Your objective ::
Within the data that follows, how many lines carry the string "this"? Give the number alone.

Data rows ::
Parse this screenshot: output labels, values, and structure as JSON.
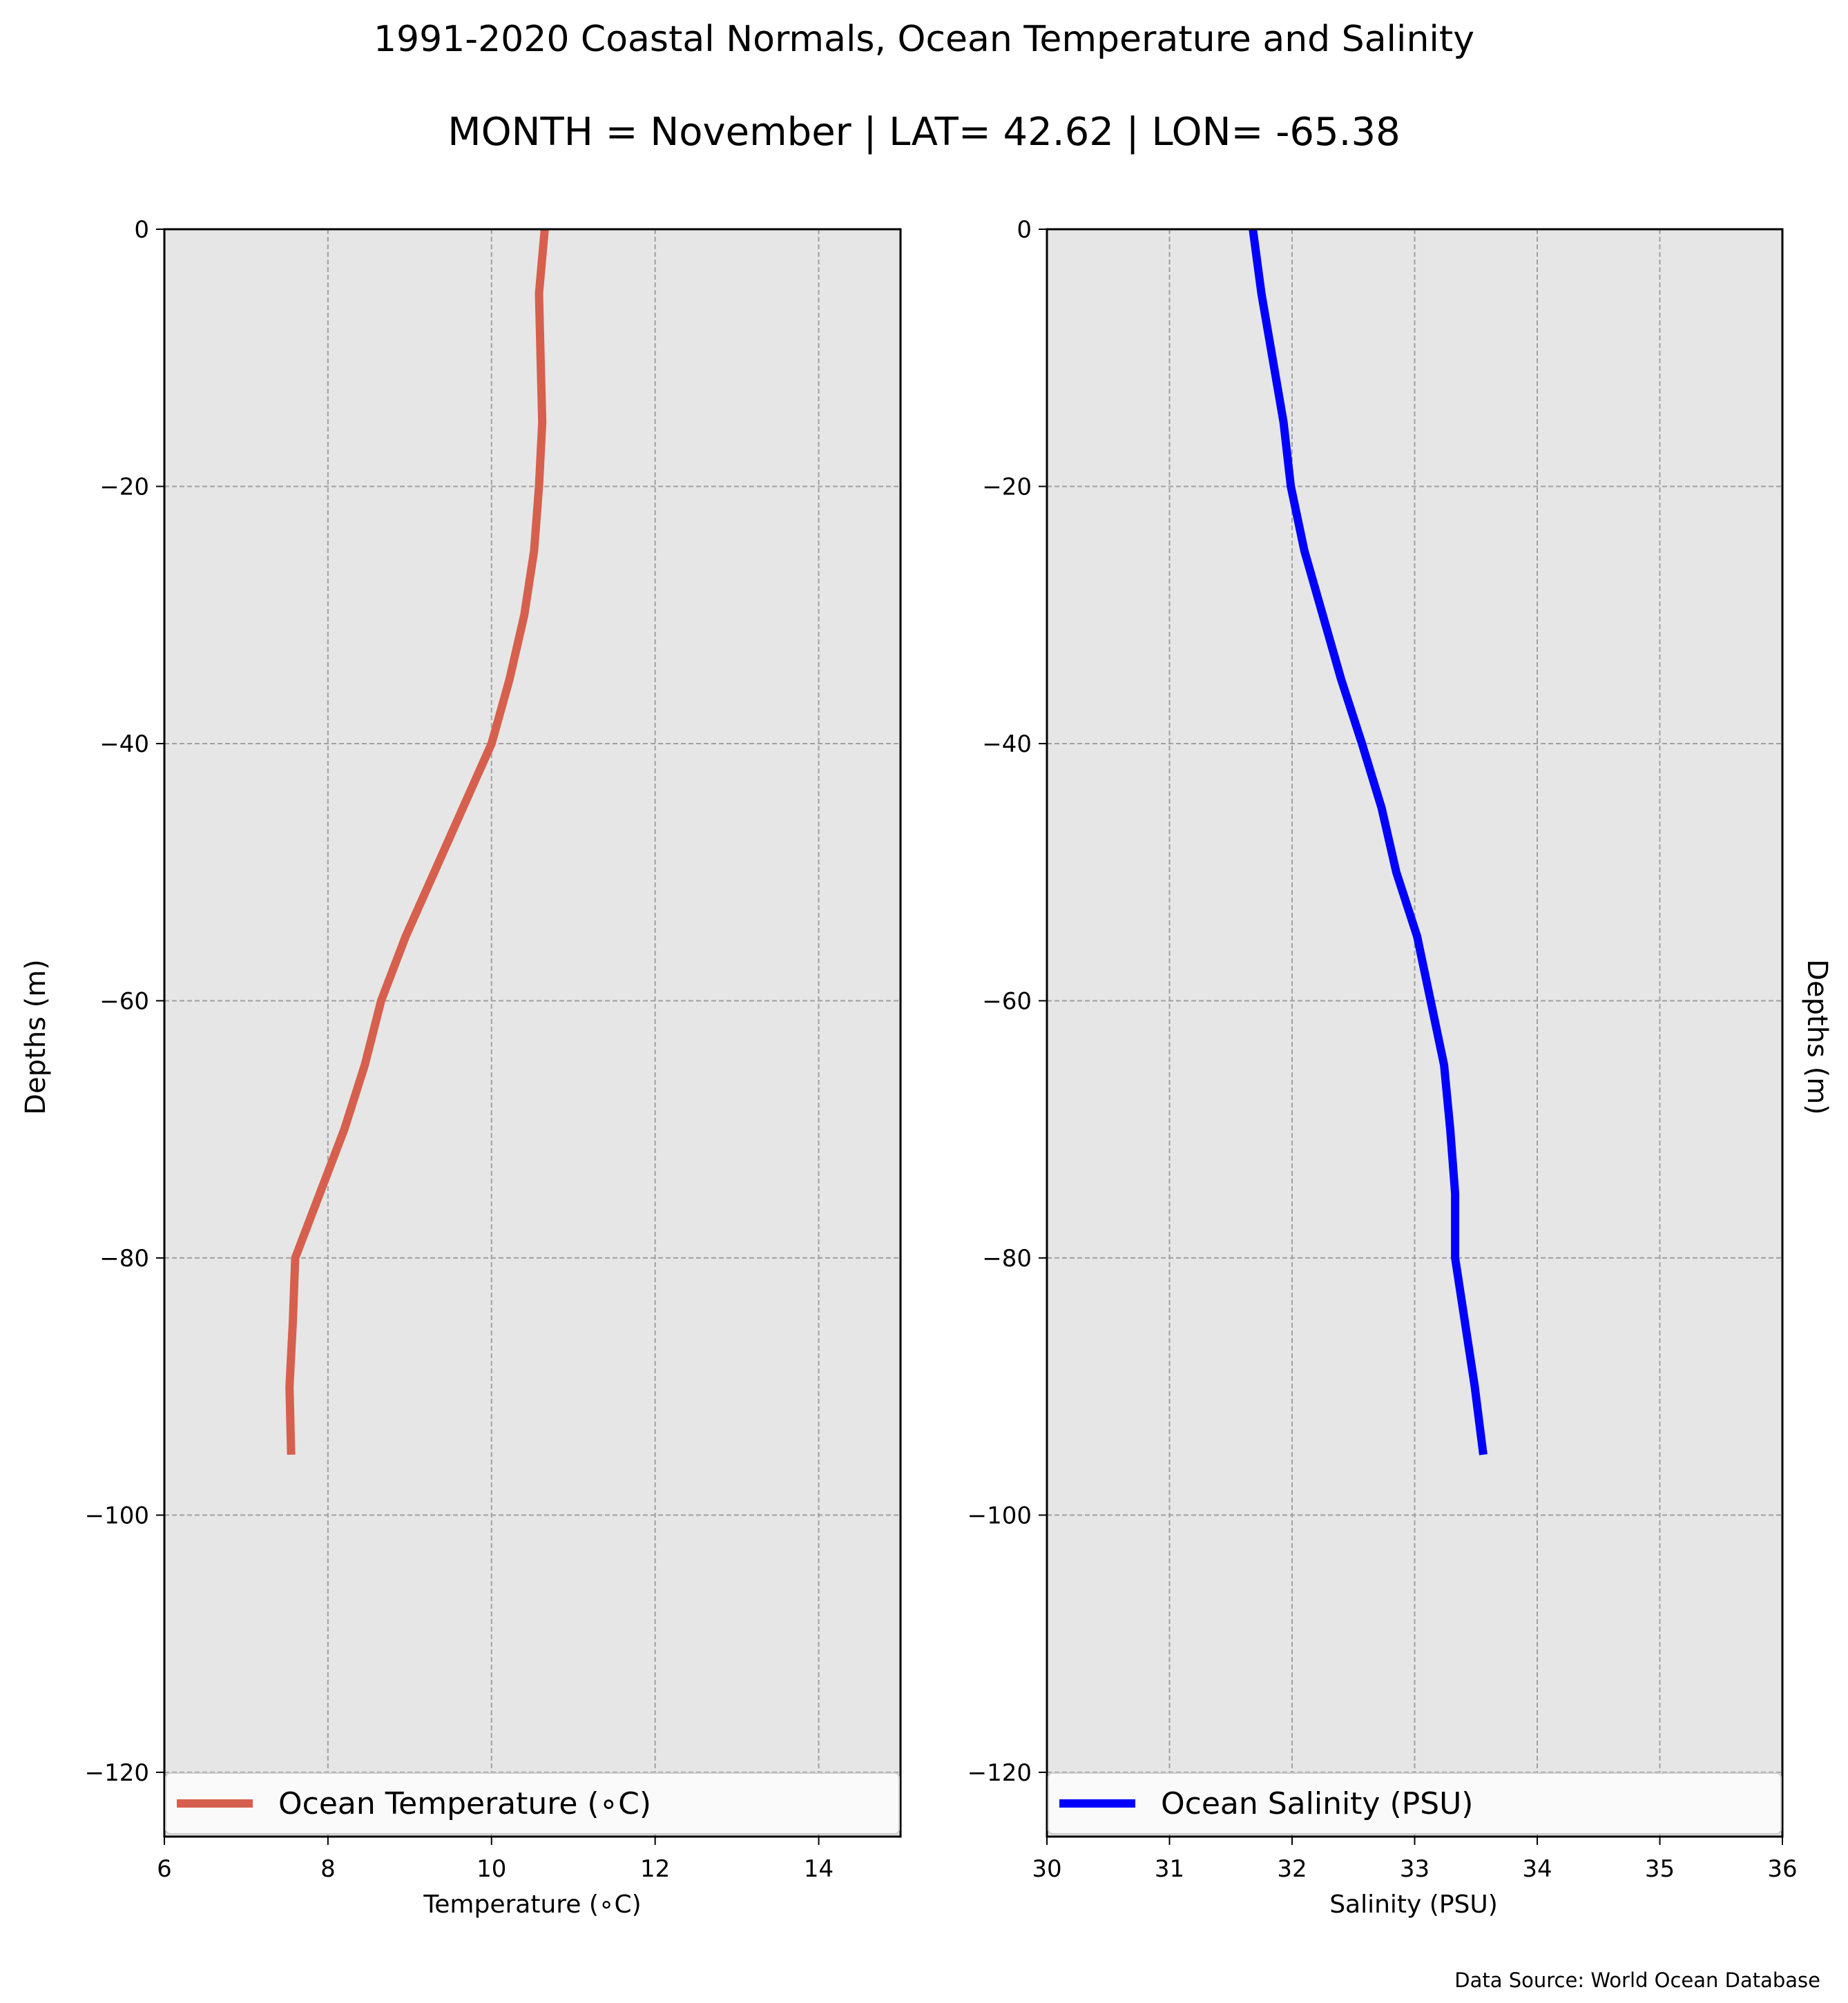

==

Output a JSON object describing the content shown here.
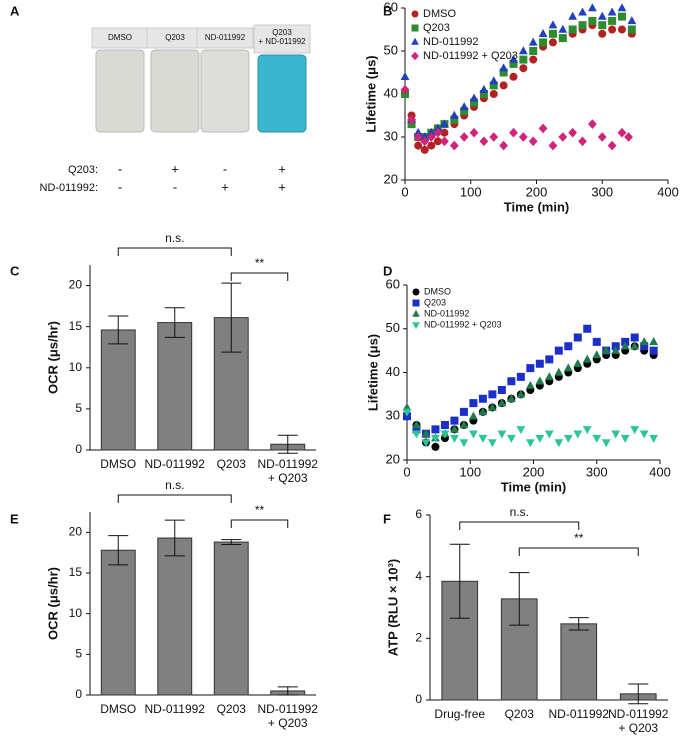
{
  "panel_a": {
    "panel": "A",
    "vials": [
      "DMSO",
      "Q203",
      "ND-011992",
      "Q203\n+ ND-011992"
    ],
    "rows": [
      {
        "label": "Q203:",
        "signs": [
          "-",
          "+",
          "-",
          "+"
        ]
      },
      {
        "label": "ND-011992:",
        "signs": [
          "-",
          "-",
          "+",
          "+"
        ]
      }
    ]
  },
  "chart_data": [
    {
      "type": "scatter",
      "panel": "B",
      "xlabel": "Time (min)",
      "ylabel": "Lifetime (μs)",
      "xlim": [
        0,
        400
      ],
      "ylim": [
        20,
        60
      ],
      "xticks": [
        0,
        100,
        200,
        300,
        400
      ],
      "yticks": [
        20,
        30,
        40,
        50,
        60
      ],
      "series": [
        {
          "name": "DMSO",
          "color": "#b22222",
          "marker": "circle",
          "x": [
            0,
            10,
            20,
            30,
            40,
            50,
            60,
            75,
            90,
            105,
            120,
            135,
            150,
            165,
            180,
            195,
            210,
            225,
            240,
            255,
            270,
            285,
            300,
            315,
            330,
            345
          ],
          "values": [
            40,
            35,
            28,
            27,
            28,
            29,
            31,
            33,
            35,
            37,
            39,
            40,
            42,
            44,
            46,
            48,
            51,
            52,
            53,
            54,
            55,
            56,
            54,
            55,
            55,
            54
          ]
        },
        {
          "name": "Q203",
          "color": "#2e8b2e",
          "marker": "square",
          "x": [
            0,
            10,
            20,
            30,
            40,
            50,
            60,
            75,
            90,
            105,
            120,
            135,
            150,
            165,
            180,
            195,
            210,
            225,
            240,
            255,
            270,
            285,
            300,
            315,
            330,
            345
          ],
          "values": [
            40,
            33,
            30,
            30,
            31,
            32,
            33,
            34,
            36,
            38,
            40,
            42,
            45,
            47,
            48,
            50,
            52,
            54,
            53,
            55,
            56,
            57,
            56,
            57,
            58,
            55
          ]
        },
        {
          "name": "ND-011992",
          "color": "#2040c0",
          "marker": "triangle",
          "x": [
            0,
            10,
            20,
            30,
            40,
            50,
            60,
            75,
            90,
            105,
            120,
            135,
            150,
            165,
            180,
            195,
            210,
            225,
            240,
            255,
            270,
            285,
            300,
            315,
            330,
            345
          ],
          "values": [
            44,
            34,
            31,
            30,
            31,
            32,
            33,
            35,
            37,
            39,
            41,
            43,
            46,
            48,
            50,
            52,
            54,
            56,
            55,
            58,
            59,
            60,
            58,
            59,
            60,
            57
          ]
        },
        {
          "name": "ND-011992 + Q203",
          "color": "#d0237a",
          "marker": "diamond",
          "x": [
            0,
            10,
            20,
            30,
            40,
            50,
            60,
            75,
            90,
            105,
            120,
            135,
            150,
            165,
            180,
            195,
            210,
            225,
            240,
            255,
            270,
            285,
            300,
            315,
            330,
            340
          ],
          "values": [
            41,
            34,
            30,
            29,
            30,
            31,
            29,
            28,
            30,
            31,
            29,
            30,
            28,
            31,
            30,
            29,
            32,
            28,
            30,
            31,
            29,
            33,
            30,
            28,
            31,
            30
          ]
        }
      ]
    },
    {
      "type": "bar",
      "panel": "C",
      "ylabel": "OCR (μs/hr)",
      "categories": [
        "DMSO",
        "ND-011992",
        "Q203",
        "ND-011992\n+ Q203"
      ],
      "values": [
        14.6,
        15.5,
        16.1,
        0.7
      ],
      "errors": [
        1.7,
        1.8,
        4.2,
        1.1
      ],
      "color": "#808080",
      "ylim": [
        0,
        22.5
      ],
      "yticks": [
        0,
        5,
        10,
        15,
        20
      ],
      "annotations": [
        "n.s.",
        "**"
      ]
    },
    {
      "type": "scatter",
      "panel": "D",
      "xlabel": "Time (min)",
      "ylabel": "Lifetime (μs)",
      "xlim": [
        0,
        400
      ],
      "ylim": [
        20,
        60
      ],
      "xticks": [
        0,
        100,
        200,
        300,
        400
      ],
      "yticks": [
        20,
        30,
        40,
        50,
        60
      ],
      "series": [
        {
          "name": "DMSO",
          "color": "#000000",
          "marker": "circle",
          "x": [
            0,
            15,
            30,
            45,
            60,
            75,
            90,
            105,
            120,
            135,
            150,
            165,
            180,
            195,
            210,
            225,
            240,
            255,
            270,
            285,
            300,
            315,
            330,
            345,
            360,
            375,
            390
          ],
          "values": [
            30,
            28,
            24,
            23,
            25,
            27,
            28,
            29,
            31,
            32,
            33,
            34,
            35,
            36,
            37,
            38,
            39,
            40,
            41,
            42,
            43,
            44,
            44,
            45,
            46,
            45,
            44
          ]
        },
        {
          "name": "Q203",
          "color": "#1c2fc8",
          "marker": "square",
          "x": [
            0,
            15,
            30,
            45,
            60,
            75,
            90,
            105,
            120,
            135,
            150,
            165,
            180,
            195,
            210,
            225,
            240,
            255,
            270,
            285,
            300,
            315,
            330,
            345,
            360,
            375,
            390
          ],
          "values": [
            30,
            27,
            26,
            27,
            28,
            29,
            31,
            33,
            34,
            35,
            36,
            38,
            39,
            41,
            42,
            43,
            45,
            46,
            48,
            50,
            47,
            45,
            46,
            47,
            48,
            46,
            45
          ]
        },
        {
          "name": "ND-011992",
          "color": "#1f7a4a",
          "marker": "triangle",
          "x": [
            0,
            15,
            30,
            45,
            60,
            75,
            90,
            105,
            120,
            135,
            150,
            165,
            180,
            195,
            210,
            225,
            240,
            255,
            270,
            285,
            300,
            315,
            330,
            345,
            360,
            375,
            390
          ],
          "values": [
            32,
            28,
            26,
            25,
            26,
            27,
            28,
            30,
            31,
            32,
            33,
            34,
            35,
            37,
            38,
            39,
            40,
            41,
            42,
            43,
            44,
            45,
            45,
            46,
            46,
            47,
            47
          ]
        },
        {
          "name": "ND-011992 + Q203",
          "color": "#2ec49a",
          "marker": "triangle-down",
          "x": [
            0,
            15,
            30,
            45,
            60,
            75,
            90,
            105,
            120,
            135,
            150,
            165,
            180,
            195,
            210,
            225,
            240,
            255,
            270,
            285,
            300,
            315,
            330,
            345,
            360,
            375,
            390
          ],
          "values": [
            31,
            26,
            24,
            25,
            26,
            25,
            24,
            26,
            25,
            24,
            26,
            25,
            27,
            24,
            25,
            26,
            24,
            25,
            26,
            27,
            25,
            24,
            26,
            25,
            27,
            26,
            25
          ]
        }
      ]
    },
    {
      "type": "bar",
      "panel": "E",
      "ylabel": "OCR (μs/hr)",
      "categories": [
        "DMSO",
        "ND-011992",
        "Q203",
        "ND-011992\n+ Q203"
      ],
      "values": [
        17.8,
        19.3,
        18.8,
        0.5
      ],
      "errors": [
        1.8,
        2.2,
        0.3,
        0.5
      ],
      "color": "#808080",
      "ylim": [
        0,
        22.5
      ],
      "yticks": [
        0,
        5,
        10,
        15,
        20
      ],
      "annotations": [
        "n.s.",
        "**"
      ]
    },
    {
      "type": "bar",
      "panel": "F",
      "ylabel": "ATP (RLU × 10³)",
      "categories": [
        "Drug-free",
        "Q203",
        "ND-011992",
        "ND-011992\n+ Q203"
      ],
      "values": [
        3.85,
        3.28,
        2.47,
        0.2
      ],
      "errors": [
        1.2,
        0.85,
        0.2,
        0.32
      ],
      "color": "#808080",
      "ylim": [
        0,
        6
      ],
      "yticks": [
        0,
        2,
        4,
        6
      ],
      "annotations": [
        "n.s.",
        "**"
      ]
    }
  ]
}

...

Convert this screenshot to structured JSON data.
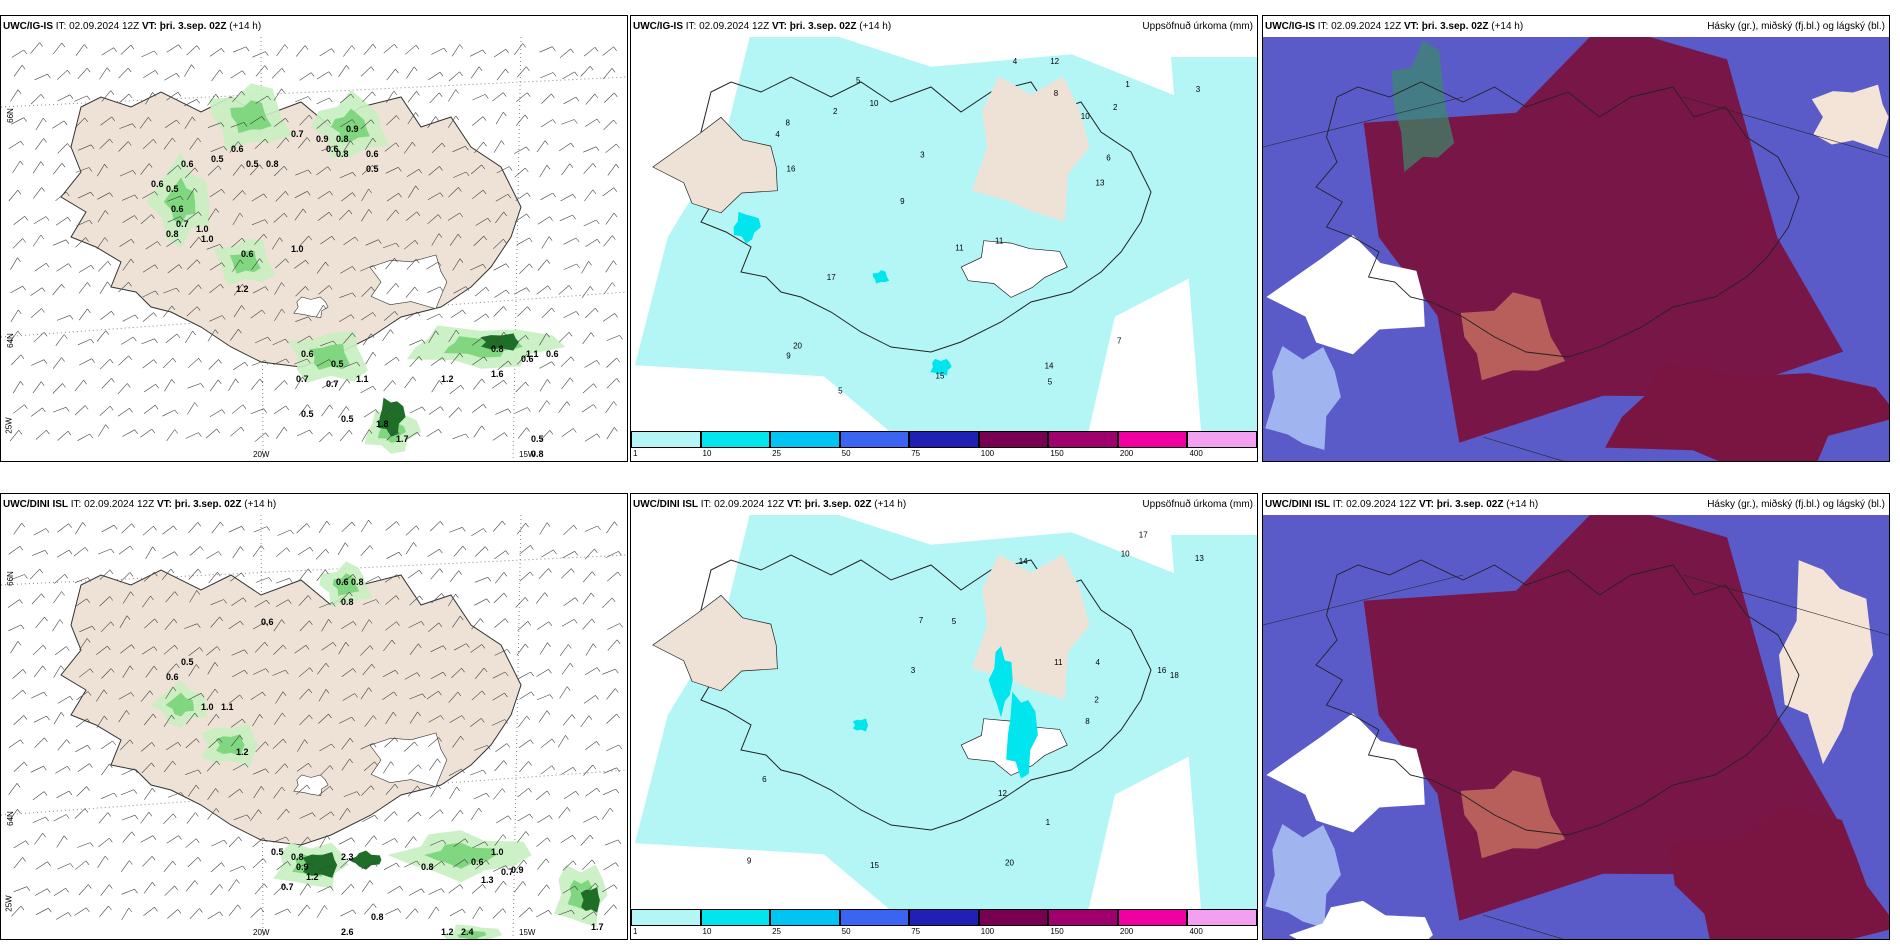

The response ::
2